- _PROBLEM TO SOLVE_
Count lines holding the word "became". Only the number is wanted.

━━ INFORMATION SUPPLIED

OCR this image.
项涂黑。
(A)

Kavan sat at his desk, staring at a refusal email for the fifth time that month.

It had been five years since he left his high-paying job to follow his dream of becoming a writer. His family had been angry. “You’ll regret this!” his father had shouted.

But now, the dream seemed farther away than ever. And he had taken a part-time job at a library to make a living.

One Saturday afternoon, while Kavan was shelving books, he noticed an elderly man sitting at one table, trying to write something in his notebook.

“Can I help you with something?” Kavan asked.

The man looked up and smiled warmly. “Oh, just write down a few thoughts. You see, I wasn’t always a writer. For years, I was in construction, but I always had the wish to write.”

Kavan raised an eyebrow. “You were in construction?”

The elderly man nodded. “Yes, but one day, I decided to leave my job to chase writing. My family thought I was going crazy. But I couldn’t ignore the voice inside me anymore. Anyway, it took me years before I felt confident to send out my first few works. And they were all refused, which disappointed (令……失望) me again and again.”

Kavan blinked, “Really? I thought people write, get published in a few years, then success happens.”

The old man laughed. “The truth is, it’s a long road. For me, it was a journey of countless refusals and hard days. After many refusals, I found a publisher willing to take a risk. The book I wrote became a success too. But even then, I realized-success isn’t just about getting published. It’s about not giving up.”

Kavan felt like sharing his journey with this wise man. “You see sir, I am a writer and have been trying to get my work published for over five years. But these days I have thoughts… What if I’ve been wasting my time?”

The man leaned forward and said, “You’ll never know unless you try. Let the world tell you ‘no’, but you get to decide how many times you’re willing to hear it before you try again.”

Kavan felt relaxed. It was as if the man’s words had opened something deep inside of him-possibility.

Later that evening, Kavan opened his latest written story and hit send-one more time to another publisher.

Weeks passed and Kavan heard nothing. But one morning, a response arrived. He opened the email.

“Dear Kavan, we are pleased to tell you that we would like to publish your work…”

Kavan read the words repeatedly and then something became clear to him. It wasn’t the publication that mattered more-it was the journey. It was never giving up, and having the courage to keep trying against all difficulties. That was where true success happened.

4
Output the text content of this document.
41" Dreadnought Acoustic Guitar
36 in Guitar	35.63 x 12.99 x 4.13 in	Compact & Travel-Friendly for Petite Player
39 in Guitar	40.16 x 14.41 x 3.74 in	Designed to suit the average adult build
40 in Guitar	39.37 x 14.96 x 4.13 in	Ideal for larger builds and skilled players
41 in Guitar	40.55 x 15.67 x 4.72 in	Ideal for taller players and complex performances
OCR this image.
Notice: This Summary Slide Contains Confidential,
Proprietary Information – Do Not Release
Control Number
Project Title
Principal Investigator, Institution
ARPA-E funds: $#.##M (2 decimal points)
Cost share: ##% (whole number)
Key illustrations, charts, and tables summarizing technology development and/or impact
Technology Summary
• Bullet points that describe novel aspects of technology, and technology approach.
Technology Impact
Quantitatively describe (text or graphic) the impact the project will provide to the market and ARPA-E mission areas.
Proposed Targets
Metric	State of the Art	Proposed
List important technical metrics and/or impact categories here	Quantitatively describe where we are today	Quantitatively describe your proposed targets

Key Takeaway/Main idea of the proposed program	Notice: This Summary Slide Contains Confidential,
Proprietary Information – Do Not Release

━━━━

- _THE RESULT_
2